__SOURCE EXTRACT__.
Wednesday, 9 October 2013

Control of Delegated Legislation by the Courts


Delegated legislation can be challenged in the High Court Queen’s Bench Division. This is known as Judicial Review. The delegated legislation can be declared ultra vires which is Latin for ‘beyond the power’ and the effect of this is to make the delegate legislation void or not effective. There are 3 types.

Procedural ultra vires. This means the minister or department has not followed the procedures set out in the Parent Act.
Aylesbury mushrooms case
A training board was introduced for farmers.  The farmers themselves were then asked to pay for it.  This was all right as long as they had been consulted, but it was not all right for some mushroom growers who had not been consulted.  The court decided that they didn’t have to pay.
Substantive ultra vires. This means that the powers given to the person making the delegated legislation in the Parent Act have been exceeded.
Cure and Deeley Case (1962)
Finance Act 1940 gave Customs and Excise power to make any law they wanted - charge tax when tax return was submitted late This was wrong as it gave a government department more power than Parliament

Fulham Corportation
The parent act gave the Council the power to build shared washing facilities for a group of houses. They actually built a launderette which the residents had to pay for. This went beyond the powers given in the parent act and this was Ultra Vires. 
Unreasonableness. This means that the delegated legislation made is so unjust that no reasonable body could have made it.

__SUPPLIED RECORDS__.
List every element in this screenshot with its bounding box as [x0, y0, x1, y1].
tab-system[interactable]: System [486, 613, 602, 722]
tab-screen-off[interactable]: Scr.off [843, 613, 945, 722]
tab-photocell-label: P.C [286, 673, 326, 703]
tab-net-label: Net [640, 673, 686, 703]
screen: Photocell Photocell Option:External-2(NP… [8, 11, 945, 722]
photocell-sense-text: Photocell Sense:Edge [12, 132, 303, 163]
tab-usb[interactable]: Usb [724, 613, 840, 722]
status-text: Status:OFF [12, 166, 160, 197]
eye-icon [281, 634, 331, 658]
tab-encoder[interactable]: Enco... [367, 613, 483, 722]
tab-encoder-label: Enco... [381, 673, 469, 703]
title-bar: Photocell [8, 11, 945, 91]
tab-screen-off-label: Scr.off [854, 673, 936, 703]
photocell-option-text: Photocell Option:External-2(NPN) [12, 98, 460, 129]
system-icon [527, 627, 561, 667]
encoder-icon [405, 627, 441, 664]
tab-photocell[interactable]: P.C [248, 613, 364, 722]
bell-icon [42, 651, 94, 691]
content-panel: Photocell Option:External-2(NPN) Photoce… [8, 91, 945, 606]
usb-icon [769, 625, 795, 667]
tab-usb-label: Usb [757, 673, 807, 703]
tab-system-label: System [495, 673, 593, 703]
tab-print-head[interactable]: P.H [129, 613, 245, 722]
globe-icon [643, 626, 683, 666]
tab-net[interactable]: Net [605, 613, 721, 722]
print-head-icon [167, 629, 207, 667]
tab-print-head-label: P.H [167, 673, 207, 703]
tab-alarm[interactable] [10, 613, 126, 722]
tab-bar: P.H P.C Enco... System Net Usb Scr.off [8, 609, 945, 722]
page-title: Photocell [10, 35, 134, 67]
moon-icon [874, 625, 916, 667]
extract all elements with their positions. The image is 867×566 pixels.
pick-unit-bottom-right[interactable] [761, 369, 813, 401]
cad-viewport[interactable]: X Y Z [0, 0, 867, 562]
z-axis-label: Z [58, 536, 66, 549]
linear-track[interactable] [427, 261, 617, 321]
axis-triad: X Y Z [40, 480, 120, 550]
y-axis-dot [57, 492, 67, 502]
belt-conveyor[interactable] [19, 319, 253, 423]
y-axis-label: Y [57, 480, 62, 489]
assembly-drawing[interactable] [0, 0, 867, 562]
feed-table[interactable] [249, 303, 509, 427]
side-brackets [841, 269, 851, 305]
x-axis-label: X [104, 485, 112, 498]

__WHAT THE TASK REQUIRES__.
Carry on the notes on how the courts control delegated legislation, beginning after their final sentence.

__RESULT FOR THIS EXERCISE__.
Strictland v Hayes Borough Council
It was unreasonable to ban people from using bad language in private when the Parent Act had given councils the power to punish people singing obscene songs generally.  The power should have been limited to public places.


Control of delegated legislation by Parliament


What can Parliament do?
Notes
Parliament passes the original Parent Act and can limit the powers given in the act at that stage.  Enabling Act
 
 
 
 
Framework for the new law. Authority for a specified person (Government minister) or body (local authority) to make further more detailed law.
Specify area within the law can be made and procedures
A Statutory Instrument may be subject to the Affirmative Resolution Procedure – it will not come into force unless Parliament specifically approves it. The need for this resolution will be included in the Parent Act.
Must be approved by one or both houses. Usually 28 or 40 days.
Time consuming.
Can’t be changed only approved, annulled or withdrawn.
Government usually gets its way because it has a majority in Parliament.
Affirmative resolution is not used very often
Must be debated in parliament
Most Statutory Instruments are subject to the Negative Resolution Procedure – the instrument will become law unless rejected by Parliament within 40 days.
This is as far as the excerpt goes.